▸ Given request:
Extract the lines that hold the string "broke".

Stored entries
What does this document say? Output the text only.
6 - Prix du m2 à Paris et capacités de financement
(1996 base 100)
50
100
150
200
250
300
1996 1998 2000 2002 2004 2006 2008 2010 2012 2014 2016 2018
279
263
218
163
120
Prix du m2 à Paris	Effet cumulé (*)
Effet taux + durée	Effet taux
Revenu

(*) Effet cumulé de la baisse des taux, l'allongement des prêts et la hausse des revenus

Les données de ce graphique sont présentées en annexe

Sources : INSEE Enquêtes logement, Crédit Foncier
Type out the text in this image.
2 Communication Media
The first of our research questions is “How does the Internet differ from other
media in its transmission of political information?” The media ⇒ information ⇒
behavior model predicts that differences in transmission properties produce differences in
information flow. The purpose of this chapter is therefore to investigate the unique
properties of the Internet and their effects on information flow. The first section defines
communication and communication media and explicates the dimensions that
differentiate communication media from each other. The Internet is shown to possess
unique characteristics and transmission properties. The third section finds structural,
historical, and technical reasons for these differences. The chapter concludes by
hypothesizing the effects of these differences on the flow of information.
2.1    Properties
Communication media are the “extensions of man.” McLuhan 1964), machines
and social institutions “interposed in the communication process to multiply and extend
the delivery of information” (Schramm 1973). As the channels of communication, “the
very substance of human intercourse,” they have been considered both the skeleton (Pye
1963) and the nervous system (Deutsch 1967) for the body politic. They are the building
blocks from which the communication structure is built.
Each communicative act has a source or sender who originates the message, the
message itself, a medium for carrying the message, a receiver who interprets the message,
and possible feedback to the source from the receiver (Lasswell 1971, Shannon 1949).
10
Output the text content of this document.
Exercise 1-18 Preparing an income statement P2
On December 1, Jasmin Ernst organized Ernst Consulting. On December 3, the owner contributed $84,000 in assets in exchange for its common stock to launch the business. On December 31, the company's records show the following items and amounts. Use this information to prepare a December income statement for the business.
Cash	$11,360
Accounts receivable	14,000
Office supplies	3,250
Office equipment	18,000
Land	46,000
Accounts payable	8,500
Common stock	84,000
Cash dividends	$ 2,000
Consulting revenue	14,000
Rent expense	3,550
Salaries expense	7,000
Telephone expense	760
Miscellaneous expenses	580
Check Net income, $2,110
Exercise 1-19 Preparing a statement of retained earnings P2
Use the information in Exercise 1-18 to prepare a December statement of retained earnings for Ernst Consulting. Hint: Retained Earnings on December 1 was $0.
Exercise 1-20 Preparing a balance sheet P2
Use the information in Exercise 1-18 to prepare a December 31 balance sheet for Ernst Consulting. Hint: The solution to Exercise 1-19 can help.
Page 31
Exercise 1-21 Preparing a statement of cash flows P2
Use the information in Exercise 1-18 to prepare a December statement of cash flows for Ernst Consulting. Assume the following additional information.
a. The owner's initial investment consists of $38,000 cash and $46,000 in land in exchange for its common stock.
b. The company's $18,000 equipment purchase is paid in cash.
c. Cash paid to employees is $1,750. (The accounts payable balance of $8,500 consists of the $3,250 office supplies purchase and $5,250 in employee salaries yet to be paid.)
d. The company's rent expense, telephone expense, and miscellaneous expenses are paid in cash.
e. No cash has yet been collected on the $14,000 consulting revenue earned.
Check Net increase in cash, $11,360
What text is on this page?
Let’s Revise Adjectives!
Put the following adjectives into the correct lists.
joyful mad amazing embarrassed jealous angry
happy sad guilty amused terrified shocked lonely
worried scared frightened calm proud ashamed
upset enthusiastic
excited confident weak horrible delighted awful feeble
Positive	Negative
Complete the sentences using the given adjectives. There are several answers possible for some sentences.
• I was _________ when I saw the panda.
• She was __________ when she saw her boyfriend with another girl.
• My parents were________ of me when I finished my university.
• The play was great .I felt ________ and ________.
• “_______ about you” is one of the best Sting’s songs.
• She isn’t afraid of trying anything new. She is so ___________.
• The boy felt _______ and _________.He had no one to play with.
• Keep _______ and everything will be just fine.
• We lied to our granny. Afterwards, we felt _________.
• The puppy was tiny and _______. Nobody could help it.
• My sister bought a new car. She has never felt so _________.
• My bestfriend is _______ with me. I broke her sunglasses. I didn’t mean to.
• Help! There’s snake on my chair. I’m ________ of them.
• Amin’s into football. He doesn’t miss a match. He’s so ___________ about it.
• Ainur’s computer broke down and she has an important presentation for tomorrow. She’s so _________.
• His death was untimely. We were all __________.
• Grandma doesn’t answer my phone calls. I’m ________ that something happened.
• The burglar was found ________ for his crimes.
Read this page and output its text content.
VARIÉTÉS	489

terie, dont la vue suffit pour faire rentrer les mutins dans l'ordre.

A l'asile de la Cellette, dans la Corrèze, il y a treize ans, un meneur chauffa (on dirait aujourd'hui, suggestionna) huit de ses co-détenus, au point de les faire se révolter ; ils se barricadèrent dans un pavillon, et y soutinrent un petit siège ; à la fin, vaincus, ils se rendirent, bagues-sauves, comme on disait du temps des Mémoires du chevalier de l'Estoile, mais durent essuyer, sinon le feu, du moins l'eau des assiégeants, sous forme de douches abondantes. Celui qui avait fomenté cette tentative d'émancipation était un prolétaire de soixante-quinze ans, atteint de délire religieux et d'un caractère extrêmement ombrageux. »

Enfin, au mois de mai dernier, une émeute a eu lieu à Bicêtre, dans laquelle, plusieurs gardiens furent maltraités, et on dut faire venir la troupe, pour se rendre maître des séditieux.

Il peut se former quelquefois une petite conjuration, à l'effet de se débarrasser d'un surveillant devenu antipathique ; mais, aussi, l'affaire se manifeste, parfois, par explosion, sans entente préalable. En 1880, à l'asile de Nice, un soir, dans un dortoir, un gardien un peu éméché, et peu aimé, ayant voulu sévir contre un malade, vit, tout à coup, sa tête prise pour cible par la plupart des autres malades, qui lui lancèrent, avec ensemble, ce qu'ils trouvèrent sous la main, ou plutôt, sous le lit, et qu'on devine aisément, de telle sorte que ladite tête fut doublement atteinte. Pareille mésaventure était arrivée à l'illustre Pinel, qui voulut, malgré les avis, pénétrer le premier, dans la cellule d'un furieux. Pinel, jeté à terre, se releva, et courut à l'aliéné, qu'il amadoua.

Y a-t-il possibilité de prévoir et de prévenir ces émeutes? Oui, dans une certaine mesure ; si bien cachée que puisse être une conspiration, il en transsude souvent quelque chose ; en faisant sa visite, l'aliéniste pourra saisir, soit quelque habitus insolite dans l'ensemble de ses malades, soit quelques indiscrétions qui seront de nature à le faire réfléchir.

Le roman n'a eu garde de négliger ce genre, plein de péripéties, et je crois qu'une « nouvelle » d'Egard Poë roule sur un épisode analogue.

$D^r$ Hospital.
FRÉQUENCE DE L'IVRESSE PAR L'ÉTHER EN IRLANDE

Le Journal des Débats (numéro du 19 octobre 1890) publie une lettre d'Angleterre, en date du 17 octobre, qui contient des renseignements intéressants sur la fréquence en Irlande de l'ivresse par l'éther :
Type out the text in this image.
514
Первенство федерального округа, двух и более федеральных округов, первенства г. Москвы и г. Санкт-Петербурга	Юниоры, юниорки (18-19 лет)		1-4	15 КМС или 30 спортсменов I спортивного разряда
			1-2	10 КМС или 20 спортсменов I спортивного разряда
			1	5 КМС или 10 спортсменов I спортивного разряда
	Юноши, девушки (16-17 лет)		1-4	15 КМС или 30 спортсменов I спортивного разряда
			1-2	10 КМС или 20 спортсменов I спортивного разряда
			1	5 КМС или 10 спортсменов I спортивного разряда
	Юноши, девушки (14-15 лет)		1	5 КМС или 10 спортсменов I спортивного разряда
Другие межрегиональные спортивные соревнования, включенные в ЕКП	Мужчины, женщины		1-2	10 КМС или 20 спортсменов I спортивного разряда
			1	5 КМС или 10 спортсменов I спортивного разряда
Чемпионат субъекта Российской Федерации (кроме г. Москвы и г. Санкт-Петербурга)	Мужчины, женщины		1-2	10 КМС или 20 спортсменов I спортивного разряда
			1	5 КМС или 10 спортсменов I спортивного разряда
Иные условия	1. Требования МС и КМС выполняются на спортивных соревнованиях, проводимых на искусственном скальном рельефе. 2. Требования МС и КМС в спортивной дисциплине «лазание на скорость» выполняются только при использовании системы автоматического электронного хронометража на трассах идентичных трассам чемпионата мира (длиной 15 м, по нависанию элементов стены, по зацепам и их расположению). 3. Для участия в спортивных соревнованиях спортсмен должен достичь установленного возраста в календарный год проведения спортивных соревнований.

▸ The output:
• My bestfriend is _______ with me. I broke her sunglasses. I didn’t mean to.
• Ainur’s computer broke down and she has an important presentation for tomorrow. She’s so _________.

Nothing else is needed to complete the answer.